* _What you have to do_:
Could you transcribe the material below exactly, without leaving out a single line?

>> start Stored data

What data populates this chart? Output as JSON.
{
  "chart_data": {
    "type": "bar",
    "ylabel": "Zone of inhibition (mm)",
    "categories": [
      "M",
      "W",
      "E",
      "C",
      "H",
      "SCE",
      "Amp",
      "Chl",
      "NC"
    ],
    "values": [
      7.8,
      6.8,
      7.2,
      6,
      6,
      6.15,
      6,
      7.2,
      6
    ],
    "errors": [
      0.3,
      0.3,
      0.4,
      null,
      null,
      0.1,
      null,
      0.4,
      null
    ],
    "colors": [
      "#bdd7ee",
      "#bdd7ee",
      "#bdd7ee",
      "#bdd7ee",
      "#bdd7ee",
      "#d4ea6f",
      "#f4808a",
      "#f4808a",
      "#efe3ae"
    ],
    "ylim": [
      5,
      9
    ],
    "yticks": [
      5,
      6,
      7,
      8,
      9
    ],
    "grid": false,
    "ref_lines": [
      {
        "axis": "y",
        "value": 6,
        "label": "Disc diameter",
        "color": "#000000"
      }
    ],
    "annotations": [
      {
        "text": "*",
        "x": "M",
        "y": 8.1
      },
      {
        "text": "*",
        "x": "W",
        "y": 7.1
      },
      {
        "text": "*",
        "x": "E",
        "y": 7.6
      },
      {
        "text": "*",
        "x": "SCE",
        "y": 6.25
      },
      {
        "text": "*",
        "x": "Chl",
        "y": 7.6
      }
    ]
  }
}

>> end Stored data

* _Response for this exercise_:
What data populates this chart? Output as JSON.
{
  "chart_data": {
    "type": "bar",
    "ylabel": "Zone of inhibition (mm)",
    "categories": [
      "M",
      "W",
      "E",
      "C",
      "H",
      "SCE",
      "Amp",
      "Chl",
      "NC"
    ],
    "values": [
      7.8,
      6.8,
      7.2,
      6,
      6,
      6.15,
      6,
      7.2,
      6
    ],
    "errors": [
      0.3,
      0.3,
      0.4,
      null,
      null,
      0.1,
      null,
      0.4,
      null
    ],
    "colors": [
      "#bdd7ee",
      "#bdd7ee",
      "#bdd7ee",
      "#bdd7ee",
      "#bdd7ee",
      "#d4ea6f",
      "#f4808a",
      "#f4808a",
      "#efe3ae"
    ],
    "ylim": [
      5,
      9
    ],
    "yticks": [
      5,
      6,
      7,
      8,
      9
    ],
    "grid": false,
    "ref_lines": [
      {
        "axis": "y",
        "value": 6,
        "label": "Disc diameter",
        "color": "#000000"
      }
    ],
    "annotations": [
      {
        "text": "*",
        "x": "M",
        "y": 8.1
      },
      {
        "text": "*",
        "x": "W",
        "y": 7.1
      },
      {
        "text": "*",
        "x": "E",
        "y": 7.6
      },
      {
        "text": "*",
        "x": "SCE",
        "y": 6.25
      },
      {
        "text": "*",
        "x": "Chl",
        "y": 7.6
      }
    ]
  }
}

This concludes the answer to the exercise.